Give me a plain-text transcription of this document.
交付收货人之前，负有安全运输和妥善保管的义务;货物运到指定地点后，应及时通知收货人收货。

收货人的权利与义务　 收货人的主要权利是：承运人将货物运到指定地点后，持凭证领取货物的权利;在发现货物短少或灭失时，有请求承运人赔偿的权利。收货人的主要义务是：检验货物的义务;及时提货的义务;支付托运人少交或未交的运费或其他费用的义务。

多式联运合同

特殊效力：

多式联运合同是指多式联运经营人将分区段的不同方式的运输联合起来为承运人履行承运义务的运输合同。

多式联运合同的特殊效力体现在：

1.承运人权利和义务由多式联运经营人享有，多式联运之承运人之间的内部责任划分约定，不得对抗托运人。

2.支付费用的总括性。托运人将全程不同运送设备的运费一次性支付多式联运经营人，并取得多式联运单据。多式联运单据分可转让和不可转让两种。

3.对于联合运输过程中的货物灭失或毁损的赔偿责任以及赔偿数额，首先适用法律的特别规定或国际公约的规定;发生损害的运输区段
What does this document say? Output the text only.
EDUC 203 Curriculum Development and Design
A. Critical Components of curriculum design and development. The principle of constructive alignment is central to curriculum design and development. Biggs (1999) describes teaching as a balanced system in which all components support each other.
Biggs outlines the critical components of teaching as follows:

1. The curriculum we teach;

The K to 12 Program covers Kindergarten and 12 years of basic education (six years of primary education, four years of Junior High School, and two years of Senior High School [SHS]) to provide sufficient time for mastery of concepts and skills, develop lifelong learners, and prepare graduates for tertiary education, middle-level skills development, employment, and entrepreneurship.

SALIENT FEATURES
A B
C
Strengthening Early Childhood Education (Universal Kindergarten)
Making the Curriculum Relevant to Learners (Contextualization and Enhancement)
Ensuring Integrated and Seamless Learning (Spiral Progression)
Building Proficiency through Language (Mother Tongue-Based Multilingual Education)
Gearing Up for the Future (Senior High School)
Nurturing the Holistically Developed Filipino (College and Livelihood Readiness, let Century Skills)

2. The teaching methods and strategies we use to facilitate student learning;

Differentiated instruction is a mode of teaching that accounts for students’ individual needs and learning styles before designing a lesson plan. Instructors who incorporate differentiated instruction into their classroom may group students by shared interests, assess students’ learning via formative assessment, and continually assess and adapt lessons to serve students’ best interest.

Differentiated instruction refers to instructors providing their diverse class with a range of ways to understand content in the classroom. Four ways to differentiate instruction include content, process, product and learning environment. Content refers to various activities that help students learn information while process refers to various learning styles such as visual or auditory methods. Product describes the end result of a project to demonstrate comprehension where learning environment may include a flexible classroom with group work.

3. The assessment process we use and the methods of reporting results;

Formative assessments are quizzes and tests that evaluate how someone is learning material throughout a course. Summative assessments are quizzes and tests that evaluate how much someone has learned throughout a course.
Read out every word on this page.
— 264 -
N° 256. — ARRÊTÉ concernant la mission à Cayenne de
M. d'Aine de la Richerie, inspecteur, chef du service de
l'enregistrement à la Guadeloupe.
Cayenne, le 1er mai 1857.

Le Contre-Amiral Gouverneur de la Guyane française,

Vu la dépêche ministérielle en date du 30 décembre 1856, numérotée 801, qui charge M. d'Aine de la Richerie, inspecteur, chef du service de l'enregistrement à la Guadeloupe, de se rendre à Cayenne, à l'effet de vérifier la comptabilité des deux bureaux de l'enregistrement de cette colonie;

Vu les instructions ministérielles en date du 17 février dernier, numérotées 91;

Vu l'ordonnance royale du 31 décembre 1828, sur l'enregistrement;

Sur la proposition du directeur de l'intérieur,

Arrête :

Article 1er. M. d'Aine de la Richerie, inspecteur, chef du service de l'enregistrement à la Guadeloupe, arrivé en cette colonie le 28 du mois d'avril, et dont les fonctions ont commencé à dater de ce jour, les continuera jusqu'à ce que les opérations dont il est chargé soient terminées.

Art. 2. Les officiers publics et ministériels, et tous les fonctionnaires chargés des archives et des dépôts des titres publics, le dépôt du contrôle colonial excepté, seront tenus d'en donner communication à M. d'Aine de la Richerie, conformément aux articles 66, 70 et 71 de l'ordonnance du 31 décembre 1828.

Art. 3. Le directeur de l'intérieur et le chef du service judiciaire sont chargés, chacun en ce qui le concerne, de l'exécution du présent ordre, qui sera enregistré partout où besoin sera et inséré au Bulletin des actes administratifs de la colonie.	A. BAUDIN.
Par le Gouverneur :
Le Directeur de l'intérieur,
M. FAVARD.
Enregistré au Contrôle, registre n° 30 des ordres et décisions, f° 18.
────
### Problem requirements
Using the material above, print every entry exactly as written.

### The response
Give me a plain-text transcription of this document.
交付收货人之前，负有安全运输和妥善保管的义务;货物运到指定地点后，应及时通知收货人收货。

收货人的权利与义务　 收货人的主要权利是：承运人将货物运到指定地点后，持凭证领取货物的权利;在发现货物短少或灭失时，有请求承运人赔偿的权利。收货人的主要义务是：检验货物的义务;及时提货的义务;支付托运人少交或未交的运费或其他费用的义务。

多式联运合同

特殊效力：

多式联运合同是指多式联运经营人将分区段的不同方式的运输联合起来为承运人履行承运义务的运输合同。

多式联运合同的特殊效力体现在：

1.承运人权利和义务由多式联运经营人享有，多式联运之承运人之间的内部责任划分约定，不得对抗托运人。

2.支付费用的总括性。托运人将全程不同运送设备的运费一次性支付多式联运经营人，并取得多式联运单据。多式联运单据分可转让和不可转让两种。

3.对于联合运输过程中的货物灭失或毁损的赔偿责任以及赔偿数额，首先适用法律的特别规定或国际公约的规定;发生损害的运输区段
What does this document say? Output the text only.
EDUC 203 Curriculum Development and Design
A. Critical Components of curriculum design and development. The principle of constructive alignment is central to curriculum design and development. Biggs (1999) describes teaching as a balanced system in which all components support each other.
Biggs outlines the critical components of teaching as follows:

1. The curriculum we teach;

The K to 12 Program covers Kindergarten and 12 years of basic education (six years of primary education, four years of Junior High School, and two years of Senior High School [SHS]) to provide sufficient time for mastery of concepts and skills, develop lifelong learners, and prepare graduates for tertiary education, middle-level skills development, employment, and entrepreneurship.

SALIENT FEATURES
A B
C
Strengthening Early Childhood Education (Universal Kindergarten)
Making the Curriculum Relevant to Learners (Contextualization and Enhancement)
Ensuring Integrated and Seamless Learning (Spiral Progression)
Building Proficiency through Language (Mother Tongue-Based Multilingual Education)
Gearing Up for the Future (Senior High School)
Nurturing the Holistically Developed Filipino (College and Livelihood Readiness, let Century Skills)

2. The teaching methods and strategies we use to facilitate student learning;

Differentiated instruction is a mode of teaching that accounts for students’ individual needs and learning styles before designing a lesson plan. Instructors who incorporate differentiated instruction into their classroom may group students by shared interests, assess students’ learning via formative assessment, and continually assess and adapt lessons to serve students’ best interest.

Differentiated instruction refers to instructors providing their diverse class with a range of ways to understand content in the classroom. Four ways to differentiate instruction include content, process, product and learning environment. Content refers to various activities that help students learn information while process refers to various learning styles such as visual or auditory methods. Product describes the end result of a project to demonstrate comprehension where learning environment may include a flexible classroom with group work.

3. The assessment process we use and the methods of reporting results;

Formative assessments are quizzes and tests that evaluate how someone is learning material throughout a course. Summative assessments are quizzes and tests that evaluate how much someone has learned throughout a course.
Read out every word on this page.
— 264 -
N° 256. — ARRÊTÉ concernant la mission à Cayenne de
M. d'Aine de la Richerie, inspecteur, chef du service de
l'enregistrement à la Guadeloupe.
Cayenne, le 1er mai 1857.

Le Contre-Amiral Gouverneur de la Guyane française,

Vu la dépêche ministérielle en date du 30 décembre 1856, numérotée 801, qui charge M. d'Aine de la Richerie, inspecteur, chef du service de l'enregistrement à la Guadeloupe, de se rendre à Cayenne, à l'effet de vérifier la comptabilité des deux bureaux de l'enregistrement de cette colonie;

Vu les instructions ministérielles en date du 17 février dernier, numérotées 91;

Vu l'ordonnance royale du 31 décembre 1828, sur l'enregistrement;

Sur la proposition du directeur de l'intérieur,

Arrête :

Article 1er. M. d'Aine de la Richerie, inspecteur, chef du service de l'enregistrement à la Guadeloupe, arrivé en cette colonie le 28 du mois d'avril, et dont les fonctions ont commencé à dater de ce jour, les continuera jusqu'à ce que les opérations dont il est chargé soient terminées.

Art. 2. Les officiers publics et ministériels, et tous les fonctionnaires chargés des archives et des dépôts des titres publics, le dépôt du contrôle colonial excepté, seront tenus d'en donner communication à M. d'Aine de la Richerie, conformément aux articles 66, 70 et 71 de l'ordonnance du 31 décembre 1828.

Art. 3. Le directeur de l'intérieur et le chef du service judiciaire sont chargés, chacun en ce qui le concerne, de l'exécution du présent ordre, qui sera enregistré partout où besoin sera et inséré au Bulletin des actes administratifs de la colonie.	A. BAUDIN.
Par le Gouverneur :
Le Directeur de l'intérieur,
M. FAVARD.
Enregistré au Contrôle, registre n° 30 des ordres et décisions, f° 18.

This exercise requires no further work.